(A run of records)
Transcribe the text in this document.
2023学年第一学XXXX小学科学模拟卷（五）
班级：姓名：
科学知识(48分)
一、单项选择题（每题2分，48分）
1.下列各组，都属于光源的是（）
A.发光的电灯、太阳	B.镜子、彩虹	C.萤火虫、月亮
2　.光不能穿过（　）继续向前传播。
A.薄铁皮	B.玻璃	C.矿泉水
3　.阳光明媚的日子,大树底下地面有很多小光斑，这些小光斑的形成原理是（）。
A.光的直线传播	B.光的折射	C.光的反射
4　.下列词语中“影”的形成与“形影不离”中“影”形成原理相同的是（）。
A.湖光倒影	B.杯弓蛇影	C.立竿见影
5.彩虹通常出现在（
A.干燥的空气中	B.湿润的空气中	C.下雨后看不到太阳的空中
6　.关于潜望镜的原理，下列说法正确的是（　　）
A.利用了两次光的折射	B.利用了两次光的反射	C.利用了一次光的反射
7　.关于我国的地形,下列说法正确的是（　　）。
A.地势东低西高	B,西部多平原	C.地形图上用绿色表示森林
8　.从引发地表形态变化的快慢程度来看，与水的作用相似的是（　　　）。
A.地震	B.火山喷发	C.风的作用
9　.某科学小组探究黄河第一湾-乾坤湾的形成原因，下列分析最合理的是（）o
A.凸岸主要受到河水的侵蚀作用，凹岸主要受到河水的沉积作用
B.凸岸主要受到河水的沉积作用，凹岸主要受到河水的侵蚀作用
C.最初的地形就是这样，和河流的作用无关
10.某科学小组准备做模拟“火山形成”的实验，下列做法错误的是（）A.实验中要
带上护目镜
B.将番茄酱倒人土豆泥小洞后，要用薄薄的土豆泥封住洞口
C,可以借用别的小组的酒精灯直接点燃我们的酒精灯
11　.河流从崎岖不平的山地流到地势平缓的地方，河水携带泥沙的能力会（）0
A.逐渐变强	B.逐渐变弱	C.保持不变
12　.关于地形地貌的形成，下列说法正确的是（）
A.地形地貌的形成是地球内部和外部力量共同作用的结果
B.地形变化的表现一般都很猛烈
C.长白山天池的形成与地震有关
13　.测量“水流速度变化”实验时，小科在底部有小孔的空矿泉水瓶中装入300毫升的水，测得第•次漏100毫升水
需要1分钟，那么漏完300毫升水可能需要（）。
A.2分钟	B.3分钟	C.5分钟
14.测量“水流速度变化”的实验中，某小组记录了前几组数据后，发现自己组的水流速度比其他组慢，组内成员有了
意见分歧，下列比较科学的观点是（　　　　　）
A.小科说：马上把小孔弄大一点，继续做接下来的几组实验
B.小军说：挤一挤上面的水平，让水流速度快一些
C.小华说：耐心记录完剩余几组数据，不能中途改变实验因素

WHAT IS BEING ASKED:
Report each line of the material above where the word "下列说法正确的是" appears.

OUTPUT:
6　.关于潜望镜的原理，下列说法正确的是（　　）
7　.关于我国的地形,下列说法正确的是（　　）。
12　.关于地形地貌的形成，下列说法正确的是（）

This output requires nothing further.